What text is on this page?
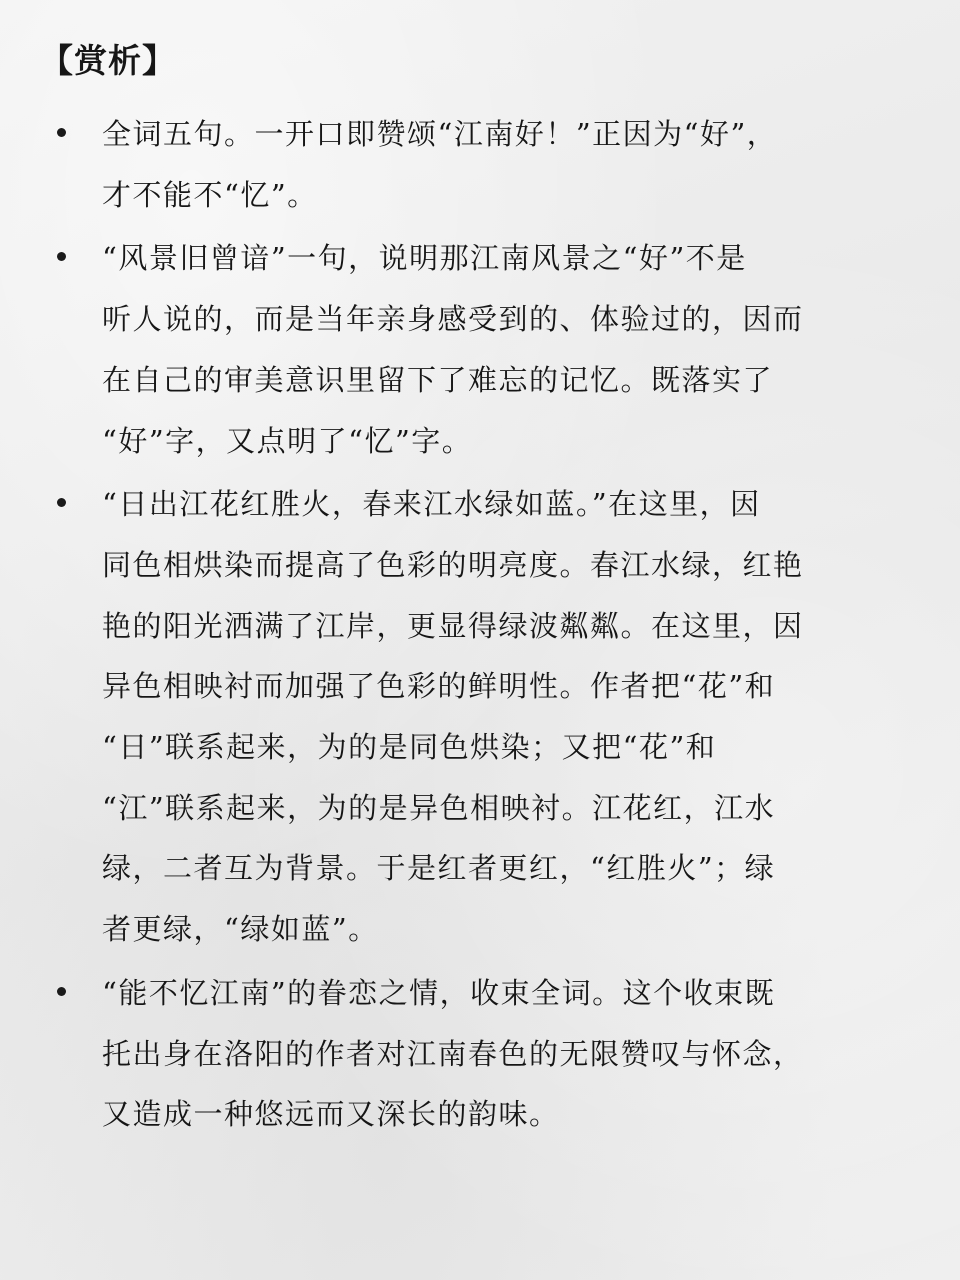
【赏析】

全词五句。一开口即赞颂“江南好！”正因为“好”，
才不能不“忆”。

“风景旧曾谙”一句，说明那江南风景之“好”不是
听人说的，而是当年亲身感受到的、体验过的，因而
在自己的审美意识里留下了难忘的记忆。既落实了
“好”字，又点明了“忆”字。

“日出江花红胜火，春来江水绿如蓝。”在这里，因
同色相烘染而提高了色彩的明亮度。春江水绿，红艳
艳的阳光洒满了江岸，更显得绿波粼粼。在这里，因
异色相映衬而加强了色彩的鲜明性。作者把“花”和
“日”联系起来，为的是同色烘染；又把“花”和
“江”联系起来，为的是异色相映衬。江花红，江水
绿，二者互为背景。于是红者更红，“红胜火”；绿
者更绿，“绿如蓝”。

“能不忆江南”的眷恋之情，收束全词。这个收束既
托出身在洛阳的作者对江南春色的无限赞叹与怀念，
又造成一种悠远而又深长的韵味。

### Directive
The records above need to be given again exactly. Omit the pictures.

### Exercise answer
What text is on this page?
【赏析】

全词五句。一开口即赞颂“江南好！”正因为“好”，
才不能不“忆”。

“风景旧曾谙”一句，说明那江南风景之“好”不是
听人说的，而是当年亲身感受到的、体验过的，因而
在自己的审美意识里留下了难忘的记忆。既落实了
“好”字，又点明了“忆”字。

“日出江花红胜火，春来江水绿如蓝。”在这里，因
同色相烘染而提高了色彩的明亮度。春江水绿，红艳
艳的阳光洒满了江岸，更显得绿波粼粼。在这里，因
异色相映衬而加强了色彩的鲜明性。作者把“花”和
“日”联系起来，为的是同色烘染；又把“花”和
“江”联系起来，为的是异色相映衬。江花红，江水
绿，二者互为背景。于是红者更红，“红胜火”；绿
者更绿，“绿如蓝”。

“能不忆江南”的眷恋之情，收束全词。这个收束既
托出身在洛阳的作者对江南春色的无限赞叹与怀念，
又造成一种悠远而又深长的韵味。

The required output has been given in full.